:: PROVIDED INFORMATION

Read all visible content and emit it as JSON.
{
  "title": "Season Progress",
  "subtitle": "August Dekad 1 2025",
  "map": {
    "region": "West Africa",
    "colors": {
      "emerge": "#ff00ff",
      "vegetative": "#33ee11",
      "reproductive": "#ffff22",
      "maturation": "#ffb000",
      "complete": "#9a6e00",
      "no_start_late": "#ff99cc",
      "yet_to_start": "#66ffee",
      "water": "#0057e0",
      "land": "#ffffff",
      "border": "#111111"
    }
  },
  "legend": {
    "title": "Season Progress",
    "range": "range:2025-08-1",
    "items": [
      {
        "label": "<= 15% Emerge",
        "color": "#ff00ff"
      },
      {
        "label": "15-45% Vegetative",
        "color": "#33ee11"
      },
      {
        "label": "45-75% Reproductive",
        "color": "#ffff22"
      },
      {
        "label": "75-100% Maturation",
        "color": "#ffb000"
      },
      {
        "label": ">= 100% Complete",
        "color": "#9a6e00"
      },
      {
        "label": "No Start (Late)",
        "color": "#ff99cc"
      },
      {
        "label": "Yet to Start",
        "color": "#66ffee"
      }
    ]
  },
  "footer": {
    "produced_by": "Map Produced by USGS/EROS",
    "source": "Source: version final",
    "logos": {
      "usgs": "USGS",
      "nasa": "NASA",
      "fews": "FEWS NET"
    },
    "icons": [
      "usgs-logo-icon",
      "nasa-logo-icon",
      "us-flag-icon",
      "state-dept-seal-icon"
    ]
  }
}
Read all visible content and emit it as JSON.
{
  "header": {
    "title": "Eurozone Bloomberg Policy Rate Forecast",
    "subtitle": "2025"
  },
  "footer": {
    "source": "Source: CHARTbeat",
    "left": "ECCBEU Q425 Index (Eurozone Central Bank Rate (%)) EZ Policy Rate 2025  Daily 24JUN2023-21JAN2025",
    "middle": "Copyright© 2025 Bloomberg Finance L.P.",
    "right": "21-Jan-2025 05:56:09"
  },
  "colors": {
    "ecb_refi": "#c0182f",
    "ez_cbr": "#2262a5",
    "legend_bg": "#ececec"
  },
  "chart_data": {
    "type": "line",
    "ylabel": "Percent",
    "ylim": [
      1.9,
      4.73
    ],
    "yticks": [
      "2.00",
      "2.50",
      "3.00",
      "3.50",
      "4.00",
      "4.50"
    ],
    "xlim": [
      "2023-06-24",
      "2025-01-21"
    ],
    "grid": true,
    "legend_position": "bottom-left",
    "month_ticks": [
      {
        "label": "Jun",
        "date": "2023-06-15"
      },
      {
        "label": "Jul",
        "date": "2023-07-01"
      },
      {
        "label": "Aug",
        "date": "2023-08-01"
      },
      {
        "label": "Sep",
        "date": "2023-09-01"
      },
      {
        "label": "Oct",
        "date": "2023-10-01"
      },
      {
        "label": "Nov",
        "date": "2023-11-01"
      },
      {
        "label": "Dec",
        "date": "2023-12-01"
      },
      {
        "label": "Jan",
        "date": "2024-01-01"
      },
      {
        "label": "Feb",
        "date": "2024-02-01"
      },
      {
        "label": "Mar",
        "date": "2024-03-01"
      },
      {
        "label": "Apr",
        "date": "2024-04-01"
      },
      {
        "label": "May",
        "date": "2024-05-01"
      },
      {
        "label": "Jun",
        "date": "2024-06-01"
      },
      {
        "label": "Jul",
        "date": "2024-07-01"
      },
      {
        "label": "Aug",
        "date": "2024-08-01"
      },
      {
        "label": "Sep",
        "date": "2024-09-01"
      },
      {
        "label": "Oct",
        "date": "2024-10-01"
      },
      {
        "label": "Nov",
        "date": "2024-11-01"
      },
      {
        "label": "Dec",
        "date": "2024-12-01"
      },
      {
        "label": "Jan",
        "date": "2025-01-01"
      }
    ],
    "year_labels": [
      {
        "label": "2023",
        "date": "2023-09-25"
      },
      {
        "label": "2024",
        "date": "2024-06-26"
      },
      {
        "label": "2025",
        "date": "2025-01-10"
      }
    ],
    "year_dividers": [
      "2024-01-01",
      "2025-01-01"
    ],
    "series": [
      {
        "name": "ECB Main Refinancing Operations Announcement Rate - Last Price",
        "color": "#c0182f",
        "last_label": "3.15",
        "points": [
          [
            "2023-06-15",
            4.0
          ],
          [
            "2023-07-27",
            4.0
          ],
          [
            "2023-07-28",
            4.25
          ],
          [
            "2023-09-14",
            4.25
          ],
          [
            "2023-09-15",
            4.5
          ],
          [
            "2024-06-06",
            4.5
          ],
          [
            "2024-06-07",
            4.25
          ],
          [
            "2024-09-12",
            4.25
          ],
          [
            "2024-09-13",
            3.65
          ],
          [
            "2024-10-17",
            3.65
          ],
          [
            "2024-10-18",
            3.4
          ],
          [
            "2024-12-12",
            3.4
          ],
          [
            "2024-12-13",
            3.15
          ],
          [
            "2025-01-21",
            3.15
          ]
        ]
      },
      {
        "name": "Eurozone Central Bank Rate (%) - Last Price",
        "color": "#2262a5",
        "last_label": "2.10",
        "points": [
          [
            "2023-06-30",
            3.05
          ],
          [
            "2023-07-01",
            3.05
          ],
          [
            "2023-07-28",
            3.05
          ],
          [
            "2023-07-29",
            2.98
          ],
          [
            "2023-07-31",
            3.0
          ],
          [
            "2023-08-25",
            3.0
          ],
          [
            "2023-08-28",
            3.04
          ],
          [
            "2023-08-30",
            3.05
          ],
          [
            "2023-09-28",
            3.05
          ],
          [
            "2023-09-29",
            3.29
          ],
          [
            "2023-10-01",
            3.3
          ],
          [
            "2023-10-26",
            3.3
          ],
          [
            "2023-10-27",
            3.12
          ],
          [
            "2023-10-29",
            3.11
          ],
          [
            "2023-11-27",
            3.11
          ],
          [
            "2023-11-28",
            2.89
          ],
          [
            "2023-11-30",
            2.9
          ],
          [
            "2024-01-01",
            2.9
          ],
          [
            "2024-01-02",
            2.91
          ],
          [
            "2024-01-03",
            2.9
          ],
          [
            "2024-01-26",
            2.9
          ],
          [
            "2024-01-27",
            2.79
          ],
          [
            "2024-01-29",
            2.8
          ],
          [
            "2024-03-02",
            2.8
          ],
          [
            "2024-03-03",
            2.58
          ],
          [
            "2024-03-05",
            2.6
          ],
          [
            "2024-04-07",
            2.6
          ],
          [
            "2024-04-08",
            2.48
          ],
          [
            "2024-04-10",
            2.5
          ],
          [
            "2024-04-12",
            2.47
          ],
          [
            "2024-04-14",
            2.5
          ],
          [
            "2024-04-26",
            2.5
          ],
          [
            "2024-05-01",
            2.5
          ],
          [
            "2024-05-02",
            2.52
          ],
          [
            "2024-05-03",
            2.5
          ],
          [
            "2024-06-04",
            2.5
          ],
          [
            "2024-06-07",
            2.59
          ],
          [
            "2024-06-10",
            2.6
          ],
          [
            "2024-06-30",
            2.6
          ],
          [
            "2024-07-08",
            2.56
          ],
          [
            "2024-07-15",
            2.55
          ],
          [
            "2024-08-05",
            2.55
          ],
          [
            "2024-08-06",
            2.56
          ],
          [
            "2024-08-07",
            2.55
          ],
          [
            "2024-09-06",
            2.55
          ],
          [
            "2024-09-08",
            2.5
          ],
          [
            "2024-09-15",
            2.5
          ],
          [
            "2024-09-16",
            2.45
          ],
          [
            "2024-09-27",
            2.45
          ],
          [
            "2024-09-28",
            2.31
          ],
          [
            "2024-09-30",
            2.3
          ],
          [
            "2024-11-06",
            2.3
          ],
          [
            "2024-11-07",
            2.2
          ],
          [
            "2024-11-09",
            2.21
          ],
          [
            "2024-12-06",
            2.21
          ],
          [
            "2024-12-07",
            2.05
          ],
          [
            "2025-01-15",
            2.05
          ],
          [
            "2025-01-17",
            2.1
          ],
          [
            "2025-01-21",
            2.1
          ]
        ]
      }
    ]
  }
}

::::

WRITTEN PROBLEM:
Copy out all lines above that include the string "subtitle".

RESPONSE FOR THIS EXERCISE:
  "subtitle": "August Dekad 1 2025",
    "subtitle": "2025"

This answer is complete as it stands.